__Job__. Reply with one number: the count of lines in the records below that hold "ninguno".

__Material for this task__.
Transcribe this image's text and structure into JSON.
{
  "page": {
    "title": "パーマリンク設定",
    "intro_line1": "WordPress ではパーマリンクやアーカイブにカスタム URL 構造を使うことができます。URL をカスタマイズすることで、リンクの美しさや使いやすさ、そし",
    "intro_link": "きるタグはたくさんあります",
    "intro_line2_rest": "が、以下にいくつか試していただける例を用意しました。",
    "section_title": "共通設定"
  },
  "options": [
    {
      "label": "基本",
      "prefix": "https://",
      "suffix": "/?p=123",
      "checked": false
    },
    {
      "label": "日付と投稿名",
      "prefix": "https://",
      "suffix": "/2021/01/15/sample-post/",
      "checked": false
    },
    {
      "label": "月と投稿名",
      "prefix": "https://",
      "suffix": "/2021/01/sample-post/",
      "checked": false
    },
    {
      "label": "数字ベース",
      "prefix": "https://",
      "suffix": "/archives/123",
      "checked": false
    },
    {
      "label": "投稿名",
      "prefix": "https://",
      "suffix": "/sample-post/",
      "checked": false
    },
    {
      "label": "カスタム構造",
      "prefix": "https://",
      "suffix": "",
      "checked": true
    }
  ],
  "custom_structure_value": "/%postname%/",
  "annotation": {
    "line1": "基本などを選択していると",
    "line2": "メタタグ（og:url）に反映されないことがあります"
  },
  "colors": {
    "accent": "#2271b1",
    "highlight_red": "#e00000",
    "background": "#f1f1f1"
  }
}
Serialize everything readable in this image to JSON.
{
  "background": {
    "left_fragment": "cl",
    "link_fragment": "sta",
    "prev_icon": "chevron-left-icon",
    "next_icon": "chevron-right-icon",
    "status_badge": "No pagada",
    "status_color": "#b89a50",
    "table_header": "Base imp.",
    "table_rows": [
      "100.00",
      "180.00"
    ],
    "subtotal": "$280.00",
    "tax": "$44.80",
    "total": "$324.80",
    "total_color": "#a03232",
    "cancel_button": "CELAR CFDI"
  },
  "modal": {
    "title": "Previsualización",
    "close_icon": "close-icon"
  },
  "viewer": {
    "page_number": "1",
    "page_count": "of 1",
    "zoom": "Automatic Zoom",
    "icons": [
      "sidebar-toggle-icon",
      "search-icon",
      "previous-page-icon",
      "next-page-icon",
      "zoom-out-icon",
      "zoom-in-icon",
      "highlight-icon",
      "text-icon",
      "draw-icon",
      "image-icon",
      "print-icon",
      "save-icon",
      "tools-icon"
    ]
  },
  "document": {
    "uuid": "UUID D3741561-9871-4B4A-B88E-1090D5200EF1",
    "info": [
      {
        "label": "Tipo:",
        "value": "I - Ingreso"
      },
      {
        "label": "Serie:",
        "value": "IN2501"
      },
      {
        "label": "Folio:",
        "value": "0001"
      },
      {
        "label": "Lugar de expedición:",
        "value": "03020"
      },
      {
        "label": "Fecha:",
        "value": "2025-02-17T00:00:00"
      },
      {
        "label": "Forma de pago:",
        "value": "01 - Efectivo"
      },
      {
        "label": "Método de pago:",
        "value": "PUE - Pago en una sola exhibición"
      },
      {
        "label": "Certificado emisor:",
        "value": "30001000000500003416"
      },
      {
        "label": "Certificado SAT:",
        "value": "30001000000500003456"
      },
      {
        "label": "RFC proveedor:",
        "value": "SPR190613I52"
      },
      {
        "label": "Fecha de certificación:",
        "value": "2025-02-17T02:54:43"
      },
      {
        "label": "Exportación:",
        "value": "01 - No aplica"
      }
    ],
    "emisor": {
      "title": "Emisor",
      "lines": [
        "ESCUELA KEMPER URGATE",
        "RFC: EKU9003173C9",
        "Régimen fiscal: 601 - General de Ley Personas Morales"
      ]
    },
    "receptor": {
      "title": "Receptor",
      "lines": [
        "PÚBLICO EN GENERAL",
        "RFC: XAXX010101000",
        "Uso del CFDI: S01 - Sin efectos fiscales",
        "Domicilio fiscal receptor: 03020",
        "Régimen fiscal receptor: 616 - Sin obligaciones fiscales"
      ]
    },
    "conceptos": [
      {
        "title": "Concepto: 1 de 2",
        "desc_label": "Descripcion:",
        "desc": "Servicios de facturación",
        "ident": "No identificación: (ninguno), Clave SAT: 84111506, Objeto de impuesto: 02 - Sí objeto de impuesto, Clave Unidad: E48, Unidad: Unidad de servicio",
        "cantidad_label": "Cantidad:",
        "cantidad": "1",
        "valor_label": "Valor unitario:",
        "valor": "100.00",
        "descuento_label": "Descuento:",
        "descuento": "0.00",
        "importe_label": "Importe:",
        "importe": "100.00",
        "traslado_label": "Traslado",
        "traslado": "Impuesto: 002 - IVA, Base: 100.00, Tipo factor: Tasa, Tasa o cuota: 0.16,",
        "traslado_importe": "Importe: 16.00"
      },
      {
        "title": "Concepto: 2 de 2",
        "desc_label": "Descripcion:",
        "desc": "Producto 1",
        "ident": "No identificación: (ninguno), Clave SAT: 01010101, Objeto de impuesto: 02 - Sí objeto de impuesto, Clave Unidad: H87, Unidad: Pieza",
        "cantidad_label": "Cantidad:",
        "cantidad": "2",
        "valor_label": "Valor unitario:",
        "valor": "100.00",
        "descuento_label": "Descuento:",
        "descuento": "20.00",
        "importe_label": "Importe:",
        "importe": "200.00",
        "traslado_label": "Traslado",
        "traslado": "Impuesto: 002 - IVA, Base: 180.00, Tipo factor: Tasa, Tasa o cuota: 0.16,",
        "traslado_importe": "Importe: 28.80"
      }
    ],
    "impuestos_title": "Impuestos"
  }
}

__Written answer__. 2